>> START TASK DATA

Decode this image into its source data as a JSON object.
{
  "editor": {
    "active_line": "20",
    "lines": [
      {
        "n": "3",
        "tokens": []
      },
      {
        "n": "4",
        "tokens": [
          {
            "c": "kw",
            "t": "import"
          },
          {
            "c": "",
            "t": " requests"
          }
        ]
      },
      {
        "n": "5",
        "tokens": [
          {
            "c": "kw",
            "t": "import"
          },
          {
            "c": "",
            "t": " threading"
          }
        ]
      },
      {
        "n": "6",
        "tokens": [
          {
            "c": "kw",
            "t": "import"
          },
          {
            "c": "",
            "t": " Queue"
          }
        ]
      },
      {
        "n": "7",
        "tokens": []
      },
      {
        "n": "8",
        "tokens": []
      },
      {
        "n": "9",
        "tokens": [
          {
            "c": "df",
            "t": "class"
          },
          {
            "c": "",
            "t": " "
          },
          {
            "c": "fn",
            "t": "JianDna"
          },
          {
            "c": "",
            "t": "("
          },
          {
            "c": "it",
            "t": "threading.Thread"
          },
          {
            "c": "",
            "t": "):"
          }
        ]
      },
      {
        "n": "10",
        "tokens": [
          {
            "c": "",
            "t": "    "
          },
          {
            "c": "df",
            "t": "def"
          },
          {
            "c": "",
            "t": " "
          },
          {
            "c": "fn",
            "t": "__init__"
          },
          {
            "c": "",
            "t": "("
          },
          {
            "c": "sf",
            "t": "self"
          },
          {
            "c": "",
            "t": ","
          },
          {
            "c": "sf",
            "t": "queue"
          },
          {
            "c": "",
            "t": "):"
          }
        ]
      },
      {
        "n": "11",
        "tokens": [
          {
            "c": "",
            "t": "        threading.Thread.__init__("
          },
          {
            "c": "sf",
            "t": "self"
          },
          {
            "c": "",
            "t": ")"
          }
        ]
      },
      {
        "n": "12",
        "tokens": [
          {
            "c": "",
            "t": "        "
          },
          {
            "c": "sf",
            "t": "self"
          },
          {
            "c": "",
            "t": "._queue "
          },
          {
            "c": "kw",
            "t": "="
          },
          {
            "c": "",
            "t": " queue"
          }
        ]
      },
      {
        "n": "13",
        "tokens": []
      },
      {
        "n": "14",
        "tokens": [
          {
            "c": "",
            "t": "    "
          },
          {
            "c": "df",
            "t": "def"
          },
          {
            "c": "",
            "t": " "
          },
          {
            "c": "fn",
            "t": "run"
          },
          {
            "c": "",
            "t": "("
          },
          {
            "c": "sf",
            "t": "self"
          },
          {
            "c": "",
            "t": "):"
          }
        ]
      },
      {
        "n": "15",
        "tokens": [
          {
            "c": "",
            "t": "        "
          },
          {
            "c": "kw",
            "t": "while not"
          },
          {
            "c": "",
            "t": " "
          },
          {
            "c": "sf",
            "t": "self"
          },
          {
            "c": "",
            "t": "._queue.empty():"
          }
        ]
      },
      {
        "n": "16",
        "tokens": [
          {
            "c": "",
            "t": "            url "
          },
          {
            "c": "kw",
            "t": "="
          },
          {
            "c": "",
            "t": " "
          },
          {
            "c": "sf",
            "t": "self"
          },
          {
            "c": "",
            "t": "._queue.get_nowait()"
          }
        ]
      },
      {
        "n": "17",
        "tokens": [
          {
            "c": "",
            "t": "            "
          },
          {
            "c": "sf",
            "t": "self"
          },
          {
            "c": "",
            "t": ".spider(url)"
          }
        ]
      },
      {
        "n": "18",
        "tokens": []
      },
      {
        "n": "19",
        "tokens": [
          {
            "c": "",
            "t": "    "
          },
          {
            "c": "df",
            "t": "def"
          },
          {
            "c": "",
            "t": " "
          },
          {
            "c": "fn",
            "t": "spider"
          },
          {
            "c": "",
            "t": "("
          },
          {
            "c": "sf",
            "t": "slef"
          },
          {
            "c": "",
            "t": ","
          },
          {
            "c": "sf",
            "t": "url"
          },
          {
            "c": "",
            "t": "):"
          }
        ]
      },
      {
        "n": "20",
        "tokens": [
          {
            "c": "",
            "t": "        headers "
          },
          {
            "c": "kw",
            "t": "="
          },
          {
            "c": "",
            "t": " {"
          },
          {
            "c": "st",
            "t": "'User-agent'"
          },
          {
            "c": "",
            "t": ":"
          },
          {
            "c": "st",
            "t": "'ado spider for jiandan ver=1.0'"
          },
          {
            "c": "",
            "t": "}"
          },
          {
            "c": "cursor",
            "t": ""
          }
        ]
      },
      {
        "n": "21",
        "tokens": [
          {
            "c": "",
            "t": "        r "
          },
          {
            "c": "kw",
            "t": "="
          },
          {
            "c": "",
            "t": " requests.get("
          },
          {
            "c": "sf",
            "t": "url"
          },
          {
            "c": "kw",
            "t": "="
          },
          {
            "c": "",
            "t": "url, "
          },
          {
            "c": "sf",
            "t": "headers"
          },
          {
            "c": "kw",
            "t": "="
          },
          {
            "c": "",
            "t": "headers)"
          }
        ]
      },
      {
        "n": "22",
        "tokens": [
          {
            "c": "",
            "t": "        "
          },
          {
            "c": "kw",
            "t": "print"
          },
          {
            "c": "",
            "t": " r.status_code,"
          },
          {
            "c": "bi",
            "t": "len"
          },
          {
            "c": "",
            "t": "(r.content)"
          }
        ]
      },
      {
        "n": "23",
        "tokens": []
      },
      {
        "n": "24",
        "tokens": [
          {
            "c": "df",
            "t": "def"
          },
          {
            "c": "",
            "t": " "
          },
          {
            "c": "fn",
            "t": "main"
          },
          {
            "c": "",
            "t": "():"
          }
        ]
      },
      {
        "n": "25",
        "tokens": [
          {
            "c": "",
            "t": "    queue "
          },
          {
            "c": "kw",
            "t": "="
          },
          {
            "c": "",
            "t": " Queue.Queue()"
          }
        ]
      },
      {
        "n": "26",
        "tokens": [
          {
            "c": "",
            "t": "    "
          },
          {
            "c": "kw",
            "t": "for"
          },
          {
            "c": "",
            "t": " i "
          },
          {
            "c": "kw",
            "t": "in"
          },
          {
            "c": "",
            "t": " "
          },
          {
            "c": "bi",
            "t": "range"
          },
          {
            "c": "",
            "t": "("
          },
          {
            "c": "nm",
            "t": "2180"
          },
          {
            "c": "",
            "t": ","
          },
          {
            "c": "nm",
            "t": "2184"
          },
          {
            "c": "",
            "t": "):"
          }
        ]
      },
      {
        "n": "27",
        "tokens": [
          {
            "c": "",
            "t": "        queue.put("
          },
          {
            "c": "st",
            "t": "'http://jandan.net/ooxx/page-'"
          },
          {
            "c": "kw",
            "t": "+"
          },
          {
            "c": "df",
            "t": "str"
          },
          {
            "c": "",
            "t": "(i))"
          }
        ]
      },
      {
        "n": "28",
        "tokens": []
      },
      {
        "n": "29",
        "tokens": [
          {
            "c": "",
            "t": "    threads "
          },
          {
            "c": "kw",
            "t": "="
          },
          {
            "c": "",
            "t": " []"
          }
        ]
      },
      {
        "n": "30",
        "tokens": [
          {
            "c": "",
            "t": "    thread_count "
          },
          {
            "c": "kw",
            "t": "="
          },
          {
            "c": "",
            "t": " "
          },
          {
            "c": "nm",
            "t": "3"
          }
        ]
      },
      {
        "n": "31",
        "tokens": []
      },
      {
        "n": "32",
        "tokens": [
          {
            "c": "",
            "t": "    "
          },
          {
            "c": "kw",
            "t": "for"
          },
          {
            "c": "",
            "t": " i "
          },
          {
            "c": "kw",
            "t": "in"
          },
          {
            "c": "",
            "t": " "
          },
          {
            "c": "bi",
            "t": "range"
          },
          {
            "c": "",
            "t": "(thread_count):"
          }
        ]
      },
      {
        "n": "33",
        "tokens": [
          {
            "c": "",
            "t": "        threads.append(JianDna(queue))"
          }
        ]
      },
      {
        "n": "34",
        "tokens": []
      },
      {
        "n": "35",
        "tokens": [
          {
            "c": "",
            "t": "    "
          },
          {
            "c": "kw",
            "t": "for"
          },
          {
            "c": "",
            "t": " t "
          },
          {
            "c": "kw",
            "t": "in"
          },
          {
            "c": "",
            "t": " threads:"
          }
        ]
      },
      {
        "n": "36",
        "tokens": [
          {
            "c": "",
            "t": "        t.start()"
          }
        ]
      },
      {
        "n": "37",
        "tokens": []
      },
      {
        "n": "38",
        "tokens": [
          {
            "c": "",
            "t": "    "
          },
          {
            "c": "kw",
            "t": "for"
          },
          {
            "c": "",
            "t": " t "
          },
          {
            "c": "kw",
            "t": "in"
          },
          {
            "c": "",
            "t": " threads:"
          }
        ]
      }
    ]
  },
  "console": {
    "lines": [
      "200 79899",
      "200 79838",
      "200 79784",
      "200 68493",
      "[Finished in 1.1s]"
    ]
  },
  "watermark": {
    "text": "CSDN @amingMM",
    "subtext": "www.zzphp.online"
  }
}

>> END TASK DATA

**EXERCISE REQUIREMENTS:** In the listing, find each line with the string "threading" and copy it.

**SOLUTION FOR THIS EXERCISE:**
            "t": " threading"
            "t": "threading.Thread"
            "t": "        threading.Thread.__init__("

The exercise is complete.